:: 所给文本 ::

题目等价于给定无向图, 求一棵有根生成树, 假设树的根为$rt$, 对于树上的边$(u,v,w)$, 花费为$dep[v]*w$, 使得总花费最小.
设$dp[S][d]$为当前集合为$S$, 树的深度为$d$时的最小花费.
有$dp[S][d]=min{dp[S'][d-1]+cost[S'][S]}$
$S'$是$S$的子集, $cost$可以预处理, 总的复杂度是$O(n^22^n+n3^n)$
#include <iostream>
#include <cstdio>
#include <string.h>
#define REP(i,a,n) for(int i=a;i<=n;++i)
using namespace std;
const int N = 12, INF = 0x3f3f3f3f;
int n, m, a[N][N];
int dp[1<<N][N], f[1<<N][N];
int c[1<<N][1<<N];
int main() {
scanf("%d%d", &n, &m);
memset(a,INF,sizeof a);
REP(i,1,m) {
int u,v,w;
scanf("%d%d%d",&u,&v,&w);
--u,--v;
a[u][v]=a[v][u]=min(a[u][v],w);
}
int mx = (1<<n)-1;
memset(f,INF,sizeof f);
REP(s,1,mx) REP(i,0,n-1) if (s>>i&1) {
f[s][i] = 0;
REP(j,0,n-1) if (s>>j&1^1) f[s][j] = min(f[s][j], a[i][j]);
}
memset(dp,INF,sizeof dp);
REP(i,0,n-1) dp[1<<i][0] = 0;
REP(d,1,n-1) REP(i,1,mx) {
for (int j=i-1&i; j; --j&=i) if (dp[j][d-1]!=INF) {
if (!c[i][j]) {
long long sum = 0;
REP(k,0,n-1) sum += (i>>k&1)*f[j][k];
if (sum>=INF) c[i][j] = INF;
else c[i][j] = sum;
}
if (c[i][j]==INF) continue;
dp[i][d] = min(dp[i][d], dp[j][d-1]+c[i][j]*d);
}
}
int ans = INF;
REP(i,0,n-1) ans = min(ans, dp[mx][i]);
printf("%d
", ans);
}

:::
:: 练习材料 ::

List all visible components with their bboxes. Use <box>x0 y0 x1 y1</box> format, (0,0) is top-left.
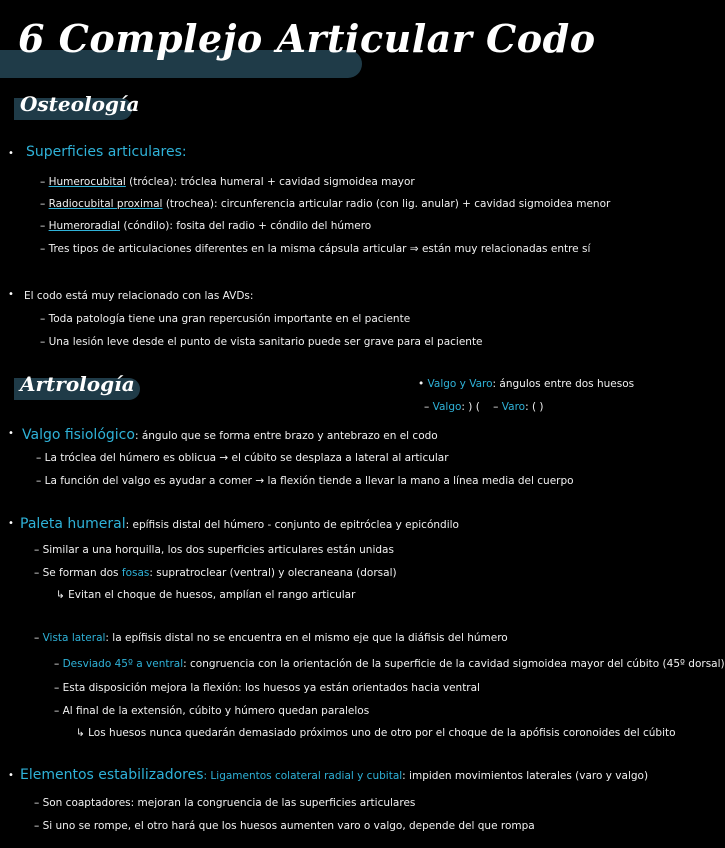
elementos-heading: Elementos estabilizadores: Ligamentos colateral radial y cubital: impiden movimientos laterales (varo y valgo) <box>20 767 649 783</box>
artrologia-heading: Artrología <box>20 372 135 396</box>
list-item: – La tróclea del húmero es oblicua → el cúbito se desplaza a lateral al articular <box>36 452 449 464</box>
list-item: – Se forman dos fosas: supratroclear (ventral) y olecraneana (dorsal) <box>34 567 397 579</box>
list-item: – Al final de la extensión, cúbito y húmero quedan paralelos <box>54 705 370 717</box>
sub-item: ↳ Evitan el choque de huesos, amplían el rango articular <box>56 589 356 601</box>
list-item: – Si uno se rompe, el otro hará que los huesos aumenten varo o valgo, depende del que rompa <box>34 820 535 832</box>
bullet-dot: • <box>8 518 14 529</box>
osteologia-heading: Osteología <box>20 92 140 116</box>
sub-item: ↳ Los huesos nunca quedarán demasiado próximos uno de otro por el choque de la apófisis coronoides del cúbito <box>76 727 676 739</box>
superficies-heading: Superficies articulares: <box>26 144 187 160</box>
bullet-dot: • <box>8 428 14 439</box>
bullet-dot: • <box>8 148 14 159</box>
bullet-dot: • <box>8 289 14 300</box>
vista-heading: – Vista lateral: la epífisis distal no se encuentra en el mismo eje que la diáfisis del húmero <box>34 632 508 644</box>
list-item: – Radiocubital proximal (trochea): circunferencia articular radio (con lig. anular) + cavidad sigmoidea menor <box>40 198 611 210</box>
avd-heading: El codo está muy relacionado con las AVDs: <box>24 290 254 302</box>
list-item: – Esta disposición mejora la flexión: los huesos ya están orientados hacia ventral <box>54 682 480 694</box>
bullet-dot: • <box>8 770 14 781</box>
valgo-heading: Valgo fisiológico: ángulo que se forma entre brazo y antebrazo en el codo <box>22 427 438 443</box>
list-item: – Desviado 45º a ventral: congruencia con la orientación de la superficie de la cavidad sigmoidea mayor del cúbito (45º dorsal) <box>54 658 725 670</box>
list-item: – Similar a una horquilla, los dos superficies articulares están unidas <box>34 544 394 556</box>
valgo-varo-symbols: – Valgo: ) ( – Varo: ( ) <box>424 401 544 413</box>
valgo-varo-note: • Valgo y Varo: ángulos entre dos huesos <box>418 378 635 390</box>
list-item: – Humerocubital (tróclea): tróclea humeral + cavidad sigmoidea mayor <box>40 176 415 188</box>
list-item: – Humeroradial (cóndilo): fosita del radio + cóndilo del húmero <box>40 220 372 232</box>
paleta-heading: Paleta humeral: epífisis distal del húmero - conjunto de epitróclea y epicóndilo <box>20 516 459 532</box>
list-item: – Tres tipos de articulaciones diferentes en la misma cápsula articular ⇒ están muy relacionadas entre sí <box>40 243 591 255</box>
page-title: 6 Complejo Articular Codo <box>18 16 596 61</box>
list-item: – La función del valgo es ayudar a comer → la flexión tiende a llevar la mano a línea media del cuerpo <box>36 475 574 487</box>
list-item: – Una lesión leve desde el punto de vista sanitario puede ser grave para el paciente <box>40 336 483 348</box>
list-item: – Toda patología tiene una gran repercusión importante en el paciente <box>40 313 411 325</box>
list-item: – Son coaptadores: mejoran la congruencia de las superficies articulares <box>34 797 416 809</box>
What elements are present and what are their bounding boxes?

:::

## 任务说明
1: 把讲有根生成树最小花费的那段文本里，从“设$dp[S][d]$为当前集合为$S$, 树的深度为$d$时的最小花费.”开始、一直到“REP(i,a,n) for(int i=a;i<=n;++i)”为止的部分照抄下来。
2: 在记录中，从含有“elementos-heading: Elementos estabilizadores: Ligamentos”的那一行起，一直到含有“vista-heading: – Vista”的那一行，把这些行重写一遍，把“Osteología”换成“Huesos”，其他地方都不改。只写出这些行。
上面的文本和这些记录各自独立，彼此没有关系。

## 依次解答
1:
设$dp[S][d]$为当前集合为$S$, 树的深度为$d$时的最小花费.
有$dp[S][d]=min{dp[S'][d-1]+cost[S'][S]}$
$S'$是$S$的子集, $cost$可以预处理, 总的复杂度是$O(n^22^n+n3^n)$
#include <iostream>
#include <cstdio>
#include <string.h>
#define REP(i,a,n) for(int i=a;i<=n;++i)

2:
elementos-heading: Elementos estabilizadores: Ligamentos colateral radial y cubital: impiden movimientos laterales (varo y valgo) <box>20 767 649 783</box>
artrologia-heading: Artrología <box>20 372 135 396</box>
list-item: – La tróclea del húmero es oblicua → el cúbito se desplaza a lateral al articular <box>36 452 449 464</box>
list-item: – Se forman dos fosas: supratroclear (ventral) y olecraneana (dorsal) <box>34 567 397 579</box>
list-item: – Al final de la extensión, cúbito y húmero quedan paralelos <box>54 705 370 717</box>
sub-item: ↳ Evitan el choque de huesos, amplían el rango articular <box>56 589 356 601</box>
list-item: – Si uno se rompe, el otro hará que los huesos aumenten varo o valgo, depende del que rompa <box>34 820 535 832</box>
bullet-dot: • <box>8 518 14 529</box>
osteologia-heading: Huesos <box>20 92 140 116</box>
sub-item: ↳ Los huesos nunca quedarán demasiado próximos uno de otro por el choque de la apófisis coronoides del cúbito <box>76 727 676 739</box>
superficies-heading: Superficies articulares: <box>26 144 187 160</box>
bullet-dot: • <box>8 428 14 439</box>
bullet-dot: • <box>8 148 14 159</box>
bullet-dot: • <box>8 289 14 300</box>
vista-heading: – Vista lateral: la epífisis distal no se encuentra en el mismo eje que la diáfisis del húmero <box>34 632 508 644</box>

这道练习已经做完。